■ Your goal: Filter this data down to the lines that hold "xlabel", and copy them.

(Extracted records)
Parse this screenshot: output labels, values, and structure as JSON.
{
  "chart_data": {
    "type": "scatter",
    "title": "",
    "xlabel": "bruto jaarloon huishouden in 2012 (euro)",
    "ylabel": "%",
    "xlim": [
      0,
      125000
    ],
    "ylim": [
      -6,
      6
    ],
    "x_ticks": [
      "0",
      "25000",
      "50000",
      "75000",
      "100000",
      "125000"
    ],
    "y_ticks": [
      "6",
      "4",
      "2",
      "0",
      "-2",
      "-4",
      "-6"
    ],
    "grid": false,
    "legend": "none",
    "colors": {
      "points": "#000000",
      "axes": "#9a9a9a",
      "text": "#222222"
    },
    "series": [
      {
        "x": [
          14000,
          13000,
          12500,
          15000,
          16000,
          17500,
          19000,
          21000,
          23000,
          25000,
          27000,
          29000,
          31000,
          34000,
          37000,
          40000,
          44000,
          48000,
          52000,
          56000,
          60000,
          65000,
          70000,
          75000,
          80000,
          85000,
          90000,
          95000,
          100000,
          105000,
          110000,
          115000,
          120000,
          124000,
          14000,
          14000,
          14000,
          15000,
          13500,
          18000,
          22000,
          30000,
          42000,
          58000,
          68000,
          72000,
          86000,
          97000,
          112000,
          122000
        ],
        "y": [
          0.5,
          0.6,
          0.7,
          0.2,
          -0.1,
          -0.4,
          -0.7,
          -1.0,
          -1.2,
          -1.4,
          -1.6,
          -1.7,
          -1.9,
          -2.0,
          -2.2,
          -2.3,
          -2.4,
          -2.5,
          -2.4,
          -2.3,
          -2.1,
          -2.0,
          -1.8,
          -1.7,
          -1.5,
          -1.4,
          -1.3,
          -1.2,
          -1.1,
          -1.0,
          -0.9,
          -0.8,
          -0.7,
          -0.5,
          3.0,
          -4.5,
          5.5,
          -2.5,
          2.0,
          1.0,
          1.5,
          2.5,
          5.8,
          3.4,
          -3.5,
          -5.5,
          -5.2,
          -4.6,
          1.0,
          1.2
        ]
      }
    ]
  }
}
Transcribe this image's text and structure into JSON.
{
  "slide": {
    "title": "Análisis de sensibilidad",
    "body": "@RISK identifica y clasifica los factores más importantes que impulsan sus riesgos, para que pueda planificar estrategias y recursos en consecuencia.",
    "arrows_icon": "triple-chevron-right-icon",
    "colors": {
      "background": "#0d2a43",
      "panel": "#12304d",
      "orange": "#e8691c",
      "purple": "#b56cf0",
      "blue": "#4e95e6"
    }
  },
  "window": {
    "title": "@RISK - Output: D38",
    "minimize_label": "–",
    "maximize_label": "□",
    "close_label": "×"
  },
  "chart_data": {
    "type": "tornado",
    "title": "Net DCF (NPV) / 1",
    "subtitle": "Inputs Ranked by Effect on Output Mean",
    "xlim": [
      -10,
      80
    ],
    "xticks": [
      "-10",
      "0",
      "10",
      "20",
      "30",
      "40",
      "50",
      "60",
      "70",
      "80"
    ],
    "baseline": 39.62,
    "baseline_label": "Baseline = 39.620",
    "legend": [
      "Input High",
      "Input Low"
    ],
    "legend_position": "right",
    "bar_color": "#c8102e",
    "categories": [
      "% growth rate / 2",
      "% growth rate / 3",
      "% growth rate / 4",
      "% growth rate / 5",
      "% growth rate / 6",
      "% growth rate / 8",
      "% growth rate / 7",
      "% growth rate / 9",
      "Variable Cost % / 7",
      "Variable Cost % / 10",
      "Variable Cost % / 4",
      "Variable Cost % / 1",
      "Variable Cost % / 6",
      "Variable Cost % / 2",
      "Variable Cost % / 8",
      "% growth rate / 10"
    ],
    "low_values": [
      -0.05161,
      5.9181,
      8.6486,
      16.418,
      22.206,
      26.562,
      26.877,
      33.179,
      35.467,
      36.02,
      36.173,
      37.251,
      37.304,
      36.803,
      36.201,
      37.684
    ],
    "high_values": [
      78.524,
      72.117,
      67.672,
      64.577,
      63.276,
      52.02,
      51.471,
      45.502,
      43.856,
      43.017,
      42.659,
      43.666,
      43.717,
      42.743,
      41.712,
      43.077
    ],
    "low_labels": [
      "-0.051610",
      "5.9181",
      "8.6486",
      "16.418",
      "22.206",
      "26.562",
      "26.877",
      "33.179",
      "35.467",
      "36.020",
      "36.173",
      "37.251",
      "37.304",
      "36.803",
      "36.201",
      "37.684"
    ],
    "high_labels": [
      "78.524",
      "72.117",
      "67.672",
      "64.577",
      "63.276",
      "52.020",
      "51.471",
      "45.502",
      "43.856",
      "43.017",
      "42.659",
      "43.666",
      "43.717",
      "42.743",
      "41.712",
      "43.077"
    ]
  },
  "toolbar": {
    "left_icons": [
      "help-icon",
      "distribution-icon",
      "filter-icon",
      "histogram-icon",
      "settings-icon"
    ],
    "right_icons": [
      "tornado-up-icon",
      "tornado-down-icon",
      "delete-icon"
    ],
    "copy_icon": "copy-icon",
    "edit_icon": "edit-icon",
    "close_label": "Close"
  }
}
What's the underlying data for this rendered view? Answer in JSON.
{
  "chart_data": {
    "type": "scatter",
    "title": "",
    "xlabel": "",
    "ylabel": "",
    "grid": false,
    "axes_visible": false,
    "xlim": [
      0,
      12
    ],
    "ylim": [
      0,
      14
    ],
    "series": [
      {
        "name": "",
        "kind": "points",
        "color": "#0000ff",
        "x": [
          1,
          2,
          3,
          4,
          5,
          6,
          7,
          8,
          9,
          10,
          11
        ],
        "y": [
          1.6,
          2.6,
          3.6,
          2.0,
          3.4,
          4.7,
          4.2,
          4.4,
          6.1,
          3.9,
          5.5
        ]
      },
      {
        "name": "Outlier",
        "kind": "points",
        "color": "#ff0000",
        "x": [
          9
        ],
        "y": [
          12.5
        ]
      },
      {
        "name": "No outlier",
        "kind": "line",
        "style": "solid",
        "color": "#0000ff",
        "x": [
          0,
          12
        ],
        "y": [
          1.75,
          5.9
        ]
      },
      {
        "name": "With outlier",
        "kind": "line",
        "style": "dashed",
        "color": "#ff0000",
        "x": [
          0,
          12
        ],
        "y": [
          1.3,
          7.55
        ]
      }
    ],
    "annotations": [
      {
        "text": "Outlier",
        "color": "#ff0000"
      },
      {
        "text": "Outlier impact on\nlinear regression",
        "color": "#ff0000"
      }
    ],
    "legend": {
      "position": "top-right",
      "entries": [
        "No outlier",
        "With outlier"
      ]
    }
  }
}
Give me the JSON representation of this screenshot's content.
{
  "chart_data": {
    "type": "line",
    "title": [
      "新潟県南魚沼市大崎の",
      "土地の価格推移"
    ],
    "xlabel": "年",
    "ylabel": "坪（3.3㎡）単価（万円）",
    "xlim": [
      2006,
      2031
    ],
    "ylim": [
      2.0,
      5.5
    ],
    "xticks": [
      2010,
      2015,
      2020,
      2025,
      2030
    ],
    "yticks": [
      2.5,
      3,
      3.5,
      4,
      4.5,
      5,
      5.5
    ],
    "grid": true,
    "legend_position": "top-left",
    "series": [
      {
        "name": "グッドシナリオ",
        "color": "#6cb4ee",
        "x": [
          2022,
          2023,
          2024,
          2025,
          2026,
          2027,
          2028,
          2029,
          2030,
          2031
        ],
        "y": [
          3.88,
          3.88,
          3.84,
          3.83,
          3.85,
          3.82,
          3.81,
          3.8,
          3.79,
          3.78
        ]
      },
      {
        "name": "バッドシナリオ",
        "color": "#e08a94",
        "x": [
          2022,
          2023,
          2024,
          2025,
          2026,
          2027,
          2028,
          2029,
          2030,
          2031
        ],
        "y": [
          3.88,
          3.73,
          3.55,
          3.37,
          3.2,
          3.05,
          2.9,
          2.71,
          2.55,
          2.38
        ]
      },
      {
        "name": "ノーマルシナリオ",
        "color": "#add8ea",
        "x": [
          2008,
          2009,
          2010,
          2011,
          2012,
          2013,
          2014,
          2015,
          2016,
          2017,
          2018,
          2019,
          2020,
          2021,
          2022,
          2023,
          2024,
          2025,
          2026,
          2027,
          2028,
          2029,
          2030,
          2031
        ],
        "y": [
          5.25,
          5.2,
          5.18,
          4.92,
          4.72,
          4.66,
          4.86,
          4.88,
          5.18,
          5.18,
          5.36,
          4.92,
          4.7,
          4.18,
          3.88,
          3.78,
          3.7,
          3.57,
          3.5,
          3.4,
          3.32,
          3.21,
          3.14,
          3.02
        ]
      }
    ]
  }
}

■ Result of the task:
    "xlabel": "bruto jaarloon huishouden in 2012 (euro)",
    "xlabel": "",
    "xlabel": "年",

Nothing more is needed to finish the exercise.